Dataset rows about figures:
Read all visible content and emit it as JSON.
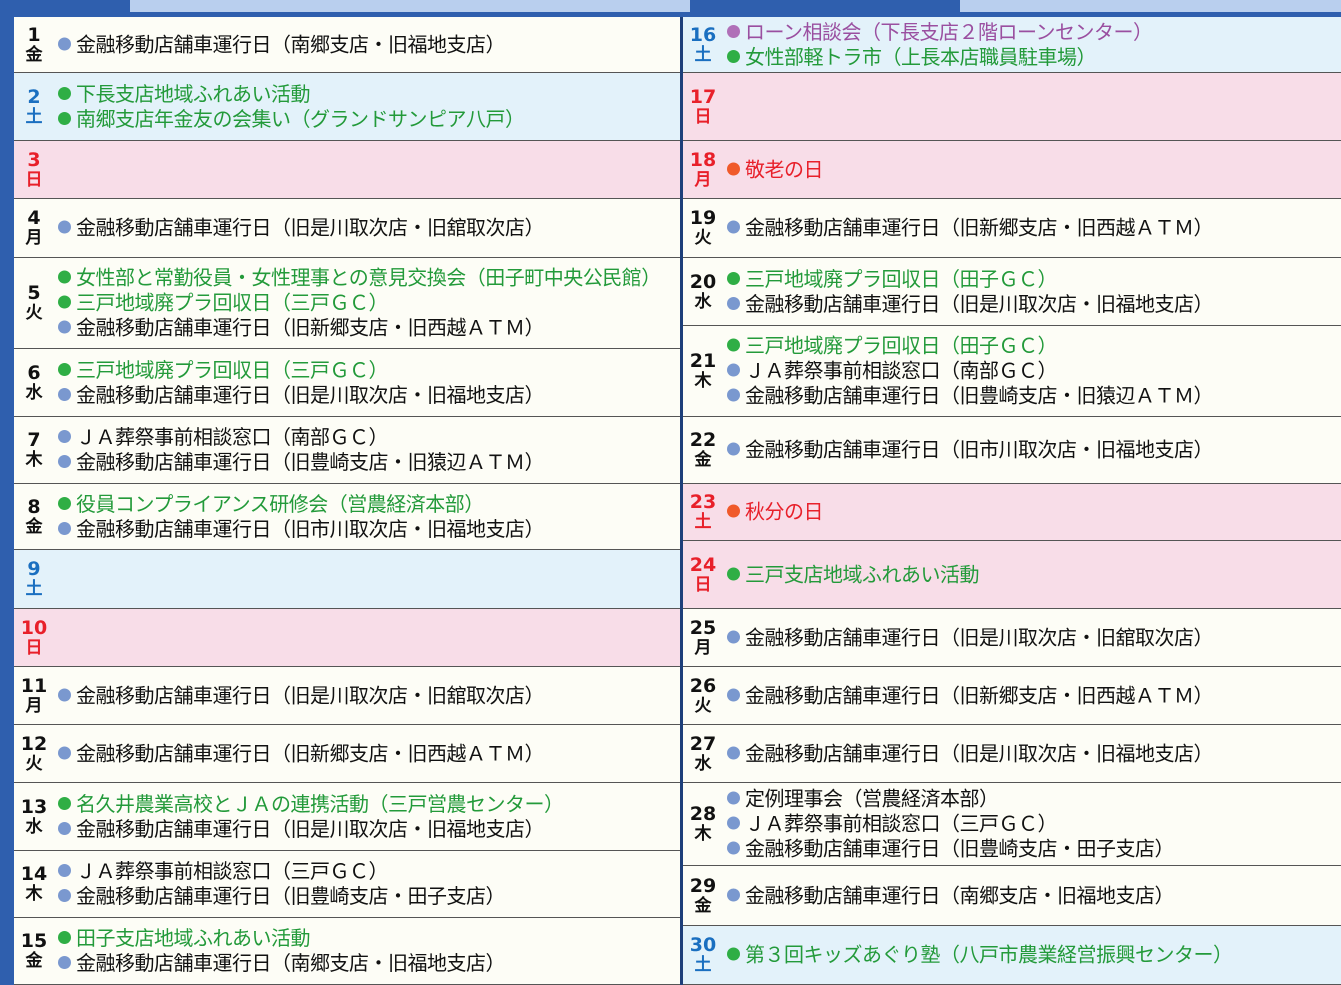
{
  "days": [
    {
      "day": "1",
      "weekday": "金",
      "color": "#111111",
      "bg": "#fdfdf6",
      "events": [
        {
          "text": "金融移動店舗車運行日（南郷支店・旧福地支店）",
          "color": "#111111",
          "bullet": "#7a98cf"
        }
      ]
    },
    {
      "day": "2",
      "weekday": "土",
      "color": "#1a6fc0",
      "bg": "#e3f2fa",
      "events": [
        {
          "text": "下長支店地域ふれあい活動",
          "color": "#239a3a",
          "bullet": "#2fae45"
        },
        {
          "text": "南郷支店年金友の会集い（グランドサンピア八戸）",
          "color": "#239a3a",
          "bullet": "#2fae45"
        }
      ]
    },
    {
      "day": "3",
      "weekday": "日",
      "color": "#e8202a",
      "bg": "#f8dde8",
      "events": []
    },
    {
      "day": "4",
      "weekday": "月",
      "color": "#111111",
      "bg": "#fdfdf6",
      "events": [
        {
          "text": "金融移動店舗車運行日（旧是川取次店・旧舘取次店）",
          "color": "#111111",
          "bullet": "#7a98cf"
        }
      ]
    },
    {
      "day": "5",
      "weekday": "火",
      "color": "#111111",
      "bg": "#fdfdf6",
      "events": [
        {
          "text": "女性部と常勤役員・女性理事との意見交換会（田子町中央公民館）",
          "color": "#239a3a",
          "bullet": "#2fae45"
        },
        {
          "text": "三戸地域廃プラ回収日（三戸ＧＣ）",
          "color": "#239a3a",
          "bullet": "#2fae45"
        },
        {
          "text": "金融移動店舗車運行日（旧新郷支店・旧西越ＡＴＭ）",
          "color": "#111111",
          "bullet": "#7a98cf"
        }
      ]
    },
    {
      "day": "6",
      "weekday": "水",
      "color": "#111111",
      "bg": "#fdfdf6",
      "events": [
        {
          "text": "三戸地域廃プラ回収日（三戸ＧＣ）",
          "color": "#239a3a",
          "bullet": "#2fae45"
        },
        {
          "text": "金融移動店舗車運行日（旧是川取次店・旧福地支店）",
          "color": "#111111",
          "bullet": "#7a98cf"
        }
      ]
    },
    {
      "day": "7",
      "weekday": "木",
      "color": "#111111",
      "bg": "#fdfdf6",
      "events": [
        {
          "text": "ＪＡ葬祭事前相談窓口（南部ＧＣ）",
          "color": "#111111",
          "bullet": "#7a98cf"
        },
        {
          "text": "金融移動店舗車運行日（旧豊崎支店・旧猿辺ＡＴＭ）",
          "color": "#111111",
          "bullet": "#7a98cf"
        }
      ]
    },
    {
      "day": "8",
      "weekday": "金",
      "color": "#111111",
      "bg": "#fdfdf6",
      "events": [
        {
          "text": "役員コンプライアンス研修会（営農経済本部）",
          "color": "#239a3a",
          "bullet": "#2fae45"
        },
        {
          "text": "金融移動店舗車運行日（旧市川取次店・旧福地支店）",
          "color": "#111111",
          "bullet": "#7a98cf"
        }
      ]
    },
    {
      "day": "9",
      "weekday": "土",
      "color": "#1a6fc0",
      "bg": "#e3f2fa",
      "events": []
    },
    {
      "day": "10",
      "weekday": "日",
      "color": "#e8202a",
      "bg": "#f8dde8",
      "events": []
    },
    {
      "day": "11",
      "weekday": "月",
      "color": "#111111",
      "bg": "#fdfdf6",
      "events": [
        {
          "text": "金融移動店舗車運行日（旧是川取次店・旧舘取次店）",
          "color": "#111111",
          "bullet": "#7a98cf"
        }
      ]
    },
    {
      "day": "12",
      "weekday": "火",
      "color": "#111111",
      "bg": "#fdfdf6",
      "events": [
        {
          "text": "金融移動店舗車運行日（旧新郷支店・旧西越ＡＴＭ）",
          "color": "#111111",
          "bullet": "#7a98cf"
        }
      ]
    },
    {
      "day": "13",
      "weekday": "水",
      "color": "#111111",
      "bg": "#fdfdf6",
      "events": [
        {
          "text": "名久井農業高校とＪＡの連携活動（三戸営農センター）",
          "color": "#239a3a",
          "bullet": "#2fae45"
        },
        {
          "text": "金融移動店舗車運行日（旧是川取次店・旧福地支店）",
          "color": "#111111",
          "bullet": "#7a98cf"
        }
      ]
    },
    {
      "day": "14",
      "weekday": "木",
      "color": "#111111",
      "bg": "#fdfdf6",
      "events": [
        {
          "text": "ＪＡ葬祭事前相談窓口（三戸ＧＣ）",
          "color": "#111111",
          "bullet": "#7a98cf"
        },
        {
          "text": "金融移動店舗車運行日（旧豊崎支店・田子支店）",
          "color": "#111111",
          "bullet": "#7a98cf"
        }
      ]
    },
    {
      "day": "15",
      "weekday": "金",
      "color": "#111111",
      "bg": "#fdfdf6",
      "events": [
        {
          "text": "田子支店地域ふれあい活動",
          "color": "#239a3a",
          "bullet": "#2fae45"
        },
        {
          "text": "金融移動店舗車運行日（南郷支店・旧福地支店）",
          "color": "#111111",
          "bullet": "#7a98cf"
        }
      ]
    },
    {
      "day": "16",
      "weekday": "土",
      "color": "#1a6fc0",
      "bg": "#e3f2fa",
      "events": [
        {
          "text": "ローン相談会（下長支店２階ローンセンター）",
          "color": "#9a4fa0",
          "bullet": "#b070b8"
        },
        {
          "text": "女性部軽トラ市（上長本店職員駐車場）",
          "color": "#239a3a",
          "bullet": "#2fae45"
        }
      ]
    },
    {
      "day": "17",
      "weekday": "日",
      "color": "#e8202a",
      "bg": "#f8dde8",
      "events": []
    },
    {
      "day": "18",
      "weekday": "月",
      "color": "#e8202a",
      "bg": "#f8dde8",
      "events": [
        {
          "text": "敬老の日",
          "color": "#e8202a",
          "bullet": "#f05a2a"
        }
      ]
    },
    {
      "day": "19",
      "weekday": "火",
      "color": "#111111",
      "bg": "#fdfdf6",
      "events": [
        {
          "text": "金融移動店舗車運行日（旧新郷支店・旧西越ＡＴＭ）",
          "color": "#111111",
          "bullet": "#7a98cf"
        }
      ]
    },
    {
      "day": "20",
      "weekday": "水",
      "color": "#111111",
      "bg": "#fdfdf6",
      "events": [
        {
          "text": "三戸地域廃プラ回収日（田子ＧＣ）",
          "color": "#239a3a",
          "bullet": "#2fae45"
        },
        {
          "text": "金融移動店舗車運行日（旧是川取次店・旧福地支店）",
          "color": "#111111",
          "bullet": "#7a98cf"
        }
      ]
    },
    {
      "day": "21",
      "weekday": "木",
      "color": "#111111",
      "bg": "#fdfdf6",
      "events": [
        {
          "text": "三戸地域廃プラ回収日（田子ＧＣ）",
          "color": "#239a3a",
          "bullet": "#2fae45"
        },
        {
          "text": "ＪＡ葬祭事前相談窓口（南部ＧＣ）",
          "color": "#111111",
          "bullet": "#7a98cf"
        },
        {
          "text": "金融移動店舗車運行日（旧豊崎支店・旧猿辺ＡＴＭ）",
          "color": "#111111",
          "bullet": "#7a98cf"
        }
      ]
    },
    {
      "day": "22",
      "weekday": "金",
      "color": "#111111",
      "bg": "#fdfdf6",
      "events": [
        {
          "text": "金融移動店舗車運行日（旧市川取次店・旧福地支店）",
          "color": "#111111",
          "bullet": "#7a98cf"
        }
      ]
    },
    {
      "day": "23",
      "weekday": "土",
      "color": "#e8202a",
      "bg": "#f8dde8",
      "events": [
        {
          "text": "秋分の日",
          "color": "#e8202a",
          "bullet": "#f05a2a"
        }
      ]
    },
    {
      "day": "24",
      "weekday": "日",
      "color": "#e8202a",
      "bg": "#f8dde8",
      "events": [
        {
          "text": "三戸支店地域ふれあい活動",
          "color": "#239a3a",
          "bullet": "#2fae45"
        }
      ]
    },
    {
      "day": "25",
      "weekday": "月",
      "color": "#111111",
      "bg": "#fdfdf6",
      "events": [
        {
          "text": "金融移動店舗車運行日（旧是川取次店・旧舘取次店）",
          "color": "#111111",
          "bullet": "#7a98cf"
        }
      ]
    },
    {
      "day": "26",
      "weekday": "火",
      "color": "#111111",
      "bg": "#fdfdf6",
      "events": [
        {
          "text": "金融移動店舗車運行日（旧新郷支店・旧西越ＡＴＭ）",
          "color": "#111111",
          "bullet": "#7a98cf"
        }
      ]
    },
    {
      "day": "27",
      "weekday": "水",
      "color": "#111111",
      "bg": "#fdfdf6",
      "events": [
        {
          "text": "金融移動店舗車運行日（旧是川取次店・旧福地支店）",
          "color": "#111111",
          "bullet": "#7a98cf"
        }
      ]
    },
    {
      "day": "28",
      "weekday": "木",
      "color": "#111111",
      "bg": "#fdfdf6",
      "events": [
        {
          "text": "定例理事会（営農経済本部）",
          "color": "#111111",
          "bullet": "#7a98cf"
        },
        {
          "text": "ＪＡ葬祭事前相談窓口（三戸ＧＣ）",
          "color": "#111111",
          "bullet": "#7a98cf"
        },
        {
          "text": "金融移動店舗車運行日（旧豊崎支店・田子支店）",
          "color": "#111111",
          "bullet": "#7a98cf"
        }
      ]
    },
    {
      "day": "29",
      "weekday": "金",
      "color": "#111111",
      "bg": "#fdfdf6",
      "events": [
        {
          "text": "金融移動店舗車運行日（南郷支店・旧福地支店）",
          "color": "#111111",
          "bullet": "#7a98cf"
        }
      ]
    },
    {
      "day": "30",
      "weekday": "土",
      "color": "#1a6fc0",
      "bg": "#e3f2fa",
      "events": [
        {
          "text": "第３回キッズあぐり塾（八戸市農業経営振興センター）",
          "color": "#239a3a",
          "bullet": "#2fae45"
        }
      ]
    }
  ]
}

TASK TO COMPLETE:
Among the lines of the data above, determine how many contain the word "営農経済本部". Report the number alone.

RESULT FOR THIS TASK:
2